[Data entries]
# # #
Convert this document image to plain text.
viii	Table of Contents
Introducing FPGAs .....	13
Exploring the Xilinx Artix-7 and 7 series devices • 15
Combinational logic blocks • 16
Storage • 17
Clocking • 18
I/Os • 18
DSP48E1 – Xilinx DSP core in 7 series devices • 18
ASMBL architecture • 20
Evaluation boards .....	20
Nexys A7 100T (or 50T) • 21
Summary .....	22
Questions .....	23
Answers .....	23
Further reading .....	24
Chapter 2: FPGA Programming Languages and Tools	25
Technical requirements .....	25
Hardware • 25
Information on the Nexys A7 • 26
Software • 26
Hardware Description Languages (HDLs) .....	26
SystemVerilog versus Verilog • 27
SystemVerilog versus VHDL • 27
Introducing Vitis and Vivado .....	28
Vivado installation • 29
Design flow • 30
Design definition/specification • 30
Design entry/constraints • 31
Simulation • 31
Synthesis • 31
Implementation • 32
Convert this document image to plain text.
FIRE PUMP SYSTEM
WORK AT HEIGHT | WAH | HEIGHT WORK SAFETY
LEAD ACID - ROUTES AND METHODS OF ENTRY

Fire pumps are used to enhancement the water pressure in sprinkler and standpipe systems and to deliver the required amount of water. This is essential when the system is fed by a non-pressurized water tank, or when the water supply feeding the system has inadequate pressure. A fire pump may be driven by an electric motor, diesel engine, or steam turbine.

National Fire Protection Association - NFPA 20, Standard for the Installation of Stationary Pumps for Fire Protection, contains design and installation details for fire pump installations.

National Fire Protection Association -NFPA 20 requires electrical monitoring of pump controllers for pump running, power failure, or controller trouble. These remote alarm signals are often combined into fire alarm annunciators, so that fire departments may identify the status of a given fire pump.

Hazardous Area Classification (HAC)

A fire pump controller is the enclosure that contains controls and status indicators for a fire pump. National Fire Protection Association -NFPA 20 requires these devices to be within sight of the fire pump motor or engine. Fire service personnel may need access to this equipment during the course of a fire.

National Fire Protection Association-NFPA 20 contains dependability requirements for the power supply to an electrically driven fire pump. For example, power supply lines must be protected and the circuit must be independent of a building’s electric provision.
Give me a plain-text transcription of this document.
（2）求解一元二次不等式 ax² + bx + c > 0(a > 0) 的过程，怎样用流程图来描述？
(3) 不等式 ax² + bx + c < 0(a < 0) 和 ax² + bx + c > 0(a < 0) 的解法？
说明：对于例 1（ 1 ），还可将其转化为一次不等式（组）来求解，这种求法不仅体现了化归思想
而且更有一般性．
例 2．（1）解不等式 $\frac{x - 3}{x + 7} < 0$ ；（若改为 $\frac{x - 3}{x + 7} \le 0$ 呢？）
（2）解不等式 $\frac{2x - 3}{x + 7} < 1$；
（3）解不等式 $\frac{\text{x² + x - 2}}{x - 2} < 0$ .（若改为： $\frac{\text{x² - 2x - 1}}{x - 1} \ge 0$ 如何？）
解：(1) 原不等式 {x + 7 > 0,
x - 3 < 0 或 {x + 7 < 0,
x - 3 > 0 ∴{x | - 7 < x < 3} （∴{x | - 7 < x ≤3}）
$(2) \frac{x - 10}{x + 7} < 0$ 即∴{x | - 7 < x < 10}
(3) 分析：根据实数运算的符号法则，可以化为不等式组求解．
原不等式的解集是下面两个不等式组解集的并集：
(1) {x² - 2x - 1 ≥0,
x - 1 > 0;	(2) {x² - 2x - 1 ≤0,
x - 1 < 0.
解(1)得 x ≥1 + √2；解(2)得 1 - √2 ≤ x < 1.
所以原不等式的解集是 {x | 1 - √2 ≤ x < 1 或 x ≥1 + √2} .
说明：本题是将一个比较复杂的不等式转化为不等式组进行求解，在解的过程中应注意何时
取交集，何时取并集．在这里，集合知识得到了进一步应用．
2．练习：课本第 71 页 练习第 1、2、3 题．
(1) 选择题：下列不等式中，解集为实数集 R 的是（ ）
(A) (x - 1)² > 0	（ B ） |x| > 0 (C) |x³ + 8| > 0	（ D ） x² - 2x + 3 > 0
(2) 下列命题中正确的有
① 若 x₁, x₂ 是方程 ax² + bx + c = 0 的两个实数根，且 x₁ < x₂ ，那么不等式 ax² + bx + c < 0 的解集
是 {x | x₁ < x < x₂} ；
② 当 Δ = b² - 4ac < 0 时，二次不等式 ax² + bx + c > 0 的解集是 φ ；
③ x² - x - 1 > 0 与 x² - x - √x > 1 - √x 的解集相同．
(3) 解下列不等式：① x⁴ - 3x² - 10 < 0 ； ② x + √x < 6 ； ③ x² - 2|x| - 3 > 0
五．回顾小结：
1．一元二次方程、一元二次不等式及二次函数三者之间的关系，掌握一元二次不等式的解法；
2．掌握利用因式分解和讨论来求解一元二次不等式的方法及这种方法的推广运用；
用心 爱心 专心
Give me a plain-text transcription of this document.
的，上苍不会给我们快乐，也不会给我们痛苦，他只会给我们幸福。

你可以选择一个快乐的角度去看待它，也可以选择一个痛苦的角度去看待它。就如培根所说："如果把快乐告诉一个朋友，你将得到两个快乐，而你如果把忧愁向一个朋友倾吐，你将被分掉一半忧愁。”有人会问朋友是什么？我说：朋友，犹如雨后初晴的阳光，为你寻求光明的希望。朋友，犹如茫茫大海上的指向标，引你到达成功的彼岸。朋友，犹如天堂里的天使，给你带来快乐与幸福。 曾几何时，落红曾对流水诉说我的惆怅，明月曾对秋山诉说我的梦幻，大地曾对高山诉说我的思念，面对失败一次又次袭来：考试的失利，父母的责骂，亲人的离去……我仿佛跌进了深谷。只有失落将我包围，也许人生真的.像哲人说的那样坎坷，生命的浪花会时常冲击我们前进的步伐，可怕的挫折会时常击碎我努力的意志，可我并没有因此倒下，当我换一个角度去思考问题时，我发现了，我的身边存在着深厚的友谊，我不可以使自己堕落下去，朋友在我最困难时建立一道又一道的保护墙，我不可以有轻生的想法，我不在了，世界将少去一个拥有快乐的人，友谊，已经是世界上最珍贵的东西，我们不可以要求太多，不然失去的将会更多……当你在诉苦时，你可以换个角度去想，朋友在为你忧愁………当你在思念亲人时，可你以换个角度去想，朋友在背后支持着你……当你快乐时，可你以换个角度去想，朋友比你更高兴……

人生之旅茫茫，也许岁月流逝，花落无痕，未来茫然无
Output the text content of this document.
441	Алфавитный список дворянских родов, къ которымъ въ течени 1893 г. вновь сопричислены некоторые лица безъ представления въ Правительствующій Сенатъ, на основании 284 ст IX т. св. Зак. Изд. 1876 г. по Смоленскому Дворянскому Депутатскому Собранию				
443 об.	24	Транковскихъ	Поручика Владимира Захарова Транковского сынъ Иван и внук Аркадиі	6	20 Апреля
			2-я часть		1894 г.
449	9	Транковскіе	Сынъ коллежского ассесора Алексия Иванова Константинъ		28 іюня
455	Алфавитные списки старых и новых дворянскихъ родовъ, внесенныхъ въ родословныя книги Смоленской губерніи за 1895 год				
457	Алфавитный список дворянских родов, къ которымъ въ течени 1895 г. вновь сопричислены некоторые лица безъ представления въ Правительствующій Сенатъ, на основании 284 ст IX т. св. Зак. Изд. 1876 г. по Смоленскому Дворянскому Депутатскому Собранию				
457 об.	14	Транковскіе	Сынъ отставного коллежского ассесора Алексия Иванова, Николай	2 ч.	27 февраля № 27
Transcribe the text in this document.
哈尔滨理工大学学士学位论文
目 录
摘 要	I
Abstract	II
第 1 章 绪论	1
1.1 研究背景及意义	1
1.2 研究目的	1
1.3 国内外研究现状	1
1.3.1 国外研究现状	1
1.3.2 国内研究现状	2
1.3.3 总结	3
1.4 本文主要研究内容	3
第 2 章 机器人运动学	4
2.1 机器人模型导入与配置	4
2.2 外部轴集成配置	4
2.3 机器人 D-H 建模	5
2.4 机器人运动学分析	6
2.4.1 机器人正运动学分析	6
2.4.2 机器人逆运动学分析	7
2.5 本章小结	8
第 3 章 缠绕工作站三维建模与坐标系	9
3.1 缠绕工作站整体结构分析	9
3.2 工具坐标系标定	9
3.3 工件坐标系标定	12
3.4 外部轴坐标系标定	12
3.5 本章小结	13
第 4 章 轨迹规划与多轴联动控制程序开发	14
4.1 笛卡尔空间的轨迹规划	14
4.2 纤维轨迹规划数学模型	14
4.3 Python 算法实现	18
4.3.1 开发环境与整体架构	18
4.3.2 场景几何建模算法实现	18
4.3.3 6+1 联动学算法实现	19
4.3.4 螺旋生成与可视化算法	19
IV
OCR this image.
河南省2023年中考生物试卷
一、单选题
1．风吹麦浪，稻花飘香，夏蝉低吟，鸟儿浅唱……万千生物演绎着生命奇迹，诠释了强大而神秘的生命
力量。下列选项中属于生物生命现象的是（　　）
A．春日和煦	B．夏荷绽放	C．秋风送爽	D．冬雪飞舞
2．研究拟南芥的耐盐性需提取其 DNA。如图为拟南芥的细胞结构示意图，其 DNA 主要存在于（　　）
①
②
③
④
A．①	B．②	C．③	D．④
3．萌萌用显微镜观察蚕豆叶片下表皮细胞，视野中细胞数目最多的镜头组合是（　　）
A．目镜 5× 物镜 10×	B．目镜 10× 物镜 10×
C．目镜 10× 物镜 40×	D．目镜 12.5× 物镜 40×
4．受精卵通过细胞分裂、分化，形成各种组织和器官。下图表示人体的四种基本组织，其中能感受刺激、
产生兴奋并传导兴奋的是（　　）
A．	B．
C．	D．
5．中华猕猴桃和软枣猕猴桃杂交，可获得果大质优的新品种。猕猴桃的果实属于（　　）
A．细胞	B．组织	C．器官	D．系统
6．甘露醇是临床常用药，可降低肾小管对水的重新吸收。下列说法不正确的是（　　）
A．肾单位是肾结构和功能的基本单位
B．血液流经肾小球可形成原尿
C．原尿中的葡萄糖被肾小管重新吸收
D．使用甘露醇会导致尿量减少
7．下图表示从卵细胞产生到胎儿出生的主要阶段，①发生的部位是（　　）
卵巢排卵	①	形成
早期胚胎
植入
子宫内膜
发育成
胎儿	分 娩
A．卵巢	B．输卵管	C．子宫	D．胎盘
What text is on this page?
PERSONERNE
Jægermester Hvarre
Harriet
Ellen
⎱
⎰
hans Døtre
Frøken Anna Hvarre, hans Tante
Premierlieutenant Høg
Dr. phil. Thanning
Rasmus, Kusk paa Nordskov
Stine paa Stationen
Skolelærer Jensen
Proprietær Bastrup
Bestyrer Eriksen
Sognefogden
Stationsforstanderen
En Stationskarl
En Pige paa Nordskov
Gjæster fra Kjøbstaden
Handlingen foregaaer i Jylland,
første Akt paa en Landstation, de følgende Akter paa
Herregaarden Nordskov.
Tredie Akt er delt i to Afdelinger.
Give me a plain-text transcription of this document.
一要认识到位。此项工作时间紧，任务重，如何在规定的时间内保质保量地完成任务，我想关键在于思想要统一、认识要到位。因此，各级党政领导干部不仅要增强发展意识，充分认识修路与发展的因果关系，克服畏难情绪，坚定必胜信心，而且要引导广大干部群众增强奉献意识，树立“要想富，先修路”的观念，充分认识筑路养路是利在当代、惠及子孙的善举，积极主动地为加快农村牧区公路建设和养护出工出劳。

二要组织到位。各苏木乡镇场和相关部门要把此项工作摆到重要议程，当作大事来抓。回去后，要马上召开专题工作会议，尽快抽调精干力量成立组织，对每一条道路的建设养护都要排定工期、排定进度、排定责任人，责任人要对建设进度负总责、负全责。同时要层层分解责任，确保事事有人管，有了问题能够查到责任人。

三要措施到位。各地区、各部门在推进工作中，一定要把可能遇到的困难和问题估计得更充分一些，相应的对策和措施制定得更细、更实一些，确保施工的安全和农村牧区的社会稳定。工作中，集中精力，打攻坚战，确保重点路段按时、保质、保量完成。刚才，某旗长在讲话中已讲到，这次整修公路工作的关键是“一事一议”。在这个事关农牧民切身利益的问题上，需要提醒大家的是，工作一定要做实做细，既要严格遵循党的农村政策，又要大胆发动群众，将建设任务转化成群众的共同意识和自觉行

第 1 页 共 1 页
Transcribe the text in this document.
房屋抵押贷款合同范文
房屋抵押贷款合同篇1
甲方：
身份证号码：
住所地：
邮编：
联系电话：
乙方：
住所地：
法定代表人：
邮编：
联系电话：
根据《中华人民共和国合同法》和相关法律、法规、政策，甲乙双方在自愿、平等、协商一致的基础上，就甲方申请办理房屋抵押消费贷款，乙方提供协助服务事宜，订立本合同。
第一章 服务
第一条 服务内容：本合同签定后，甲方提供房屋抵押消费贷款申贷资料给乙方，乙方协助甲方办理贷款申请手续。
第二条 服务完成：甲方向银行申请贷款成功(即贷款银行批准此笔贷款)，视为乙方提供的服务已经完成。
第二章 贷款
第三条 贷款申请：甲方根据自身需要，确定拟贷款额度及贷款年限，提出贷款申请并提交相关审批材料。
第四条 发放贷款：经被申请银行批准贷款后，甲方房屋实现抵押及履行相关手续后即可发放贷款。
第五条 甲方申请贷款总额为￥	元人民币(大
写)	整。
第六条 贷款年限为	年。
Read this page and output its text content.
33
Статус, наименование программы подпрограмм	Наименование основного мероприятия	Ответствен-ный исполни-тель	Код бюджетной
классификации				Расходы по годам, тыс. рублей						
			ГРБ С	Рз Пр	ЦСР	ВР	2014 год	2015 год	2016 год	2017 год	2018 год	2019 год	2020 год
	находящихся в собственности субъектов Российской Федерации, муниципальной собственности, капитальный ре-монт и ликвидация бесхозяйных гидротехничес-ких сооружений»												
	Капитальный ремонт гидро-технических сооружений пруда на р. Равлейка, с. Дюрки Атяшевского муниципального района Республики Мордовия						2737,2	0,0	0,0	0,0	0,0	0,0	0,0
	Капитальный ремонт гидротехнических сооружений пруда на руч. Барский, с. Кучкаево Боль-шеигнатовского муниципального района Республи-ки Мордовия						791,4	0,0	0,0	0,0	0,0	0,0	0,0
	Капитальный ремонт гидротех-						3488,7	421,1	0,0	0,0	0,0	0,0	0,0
# # #
Instruction |
Which lines in the records above contain the string "that"? Copy each one.

Exercise response |
National Fire Protection Association -NFPA 20 requires electrical monitoring of pump controllers for pump running, power failure, or controller trouble. These remote alarm signals are often combined into fire alarm annunciators, so that fire departments may identify the status of a given fire pump.
A fire pump controller is the enclosure that contains controls and status indicators for a fire pump. National Fire Protection Association -NFPA 20 requires these devices to be within sight of the fire pump motor or engine. Fire service personnel may need access to this equipment during the course of a fire.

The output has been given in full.